== Entries shown ==

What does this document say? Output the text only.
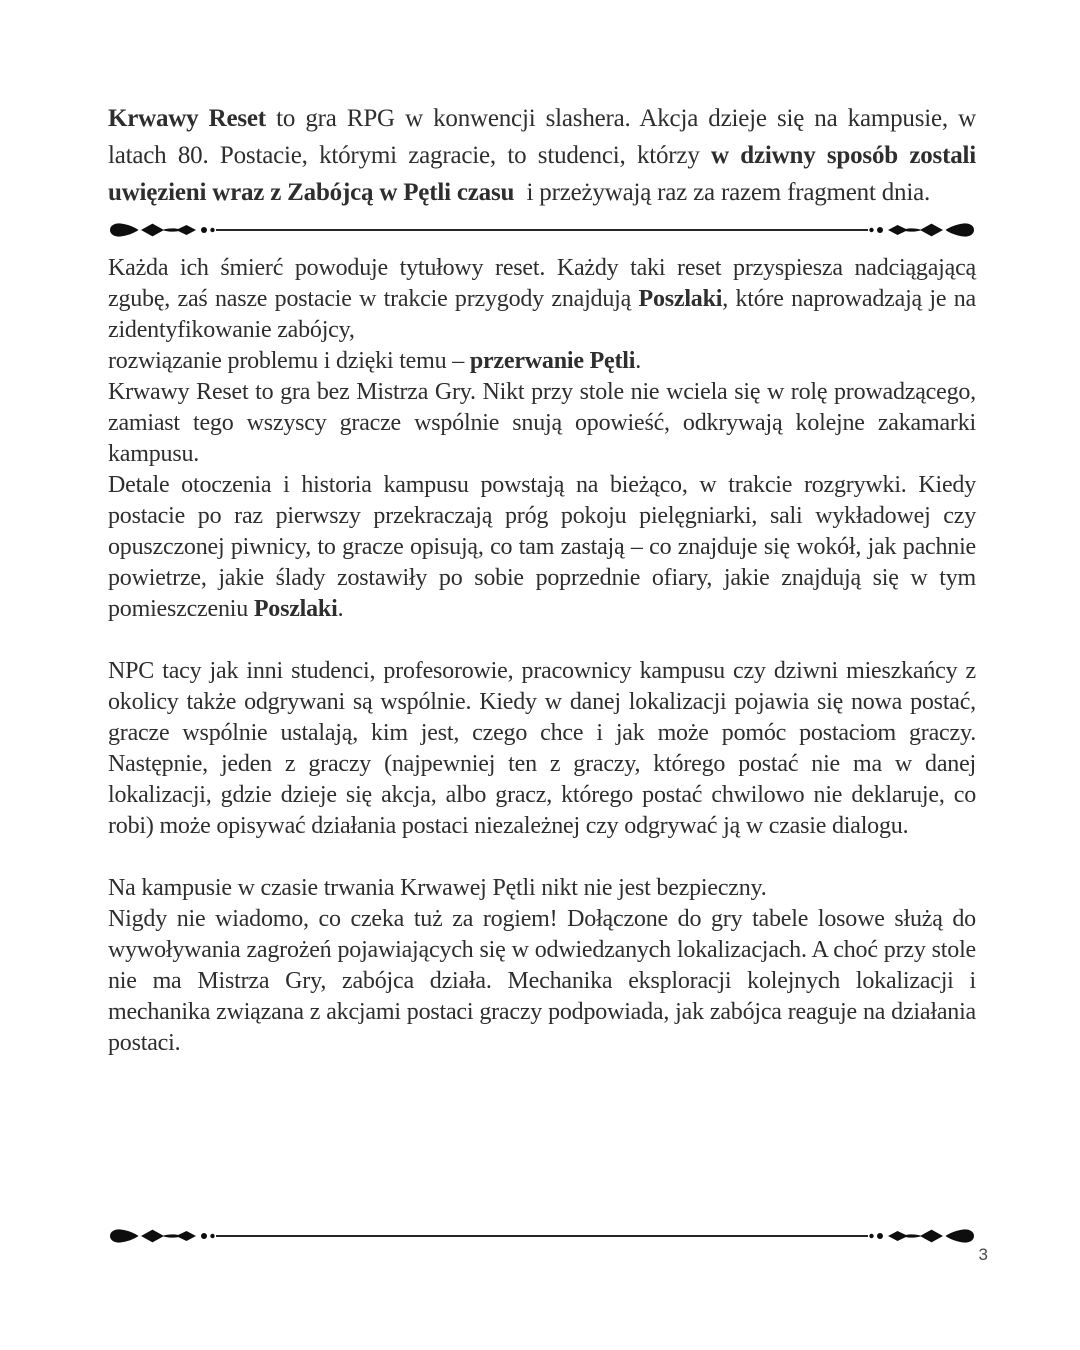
Krwawy Reset to gra RPG w konwencji slashera. Akcja dzieje się na kampusie, w latach 80. Postacie, którymi zagracie, to studenci, którzy w dziwny sposób zostali uwięzieni wraz z Zabójcą w Pętli czasu i przeżywają raz za razem fragment dnia.

Każda ich śmierć powoduje tytułowy reset. Każdy taki reset przyspiesza nadciągającą zgubę, zaś nasze postacie w trakcie przygody znajdują Poszlaki, które naprowadzają je na zidentyfikowanie zabójcy,

rozwiązanie problemu i dzięki temu – przerwanie Pętli.

Krwawy Reset to gra bez Mistrza Gry. Nikt przy stole nie wciela się w rolę prowadzącego, zamiast tego wszyscy gracze wspólnie snują opowieść, odkrywają kolejne zakamarki kampusu.

Detale otoczenia i historia kampusu powstają na bieżąco, w trakcie rozgrywki. Kiedy postacie po raz pierwszy przekraczają próg pokoju pielęgniarki, sali wykładowej czy opuszczonej piwnicy, to gracze opisują, co tam zastają – co znajduje się wokół, jak pachnie powietrze, jakie ślady zostawiły po sobie poprzednie ofiary, jakie znajdują się w tym pomieszczeniu Poszlaki.

NPC tacy jak inni studenci, profesorowie, pracownicy kampusu czy dziwni mieszkańcy z okolicy także odgrywani są wspólnie. Kiedy w danej lokalizacji pojawia się nowa postać, gracze wspólnie ustalają, kim jest, czego chce i jak może pomóc postaciom graczy. Następnie, jeden z graczy (najpewniej ten z graczy, którego postać nie ma w danej lokalizacji, gdzie dzieje się akcja, albo gracz, którego postać chwilowo nie deklaruje, co robi) może opisywać działania postaci niezależnej czy odgrywać ją w czasie dialogu.

Na kampusie w czasie trwania Krwawej Pętli nikt nie jest bezpieczny.

Nigdy nie wiadomo, co czeka tuż za rogiem! Dołączone do gry tabele losowe służą do wywoływania zagrożeń pojawiających się w odwiedzanych lokalizacjach. A choć przy stole nie ma Mistrza Gry, zabójca działa. Mechanika eksploracji kolejnych lokalizacji i mechanika związana z akcjami postaci graczy podpowiada, jak zabójca reaguje na działania postaci.

3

===

Find the lines above that contain the word "czasie" and collect them.

Exercise solution ::
NPC tacy jak inni studenci, profesorowie, pracownicy kampusu czy dziwni mieszkańcy z okolicy także odgrywani są wspólnie. Kiedy w danej lokalizacji pojawia się nowa postać, gracze wspólnie ustalają, kim jest, czego chce i jak może pomóc postaciom graczy. Następnie, jeden z graczy (najpewniej ten z graczy, którego postać nie ma w danej lokalizacji, gdzie dzieje się akcja, albo gracz, którego postać chwilowo nie deklaruje, co robi) może opisywać działania postaci niezależnej czy odgrywać ją w czasie dialogu.
Na kampusie w czasie trwania Krwawej Pętli nikt nie jest bezpieczny.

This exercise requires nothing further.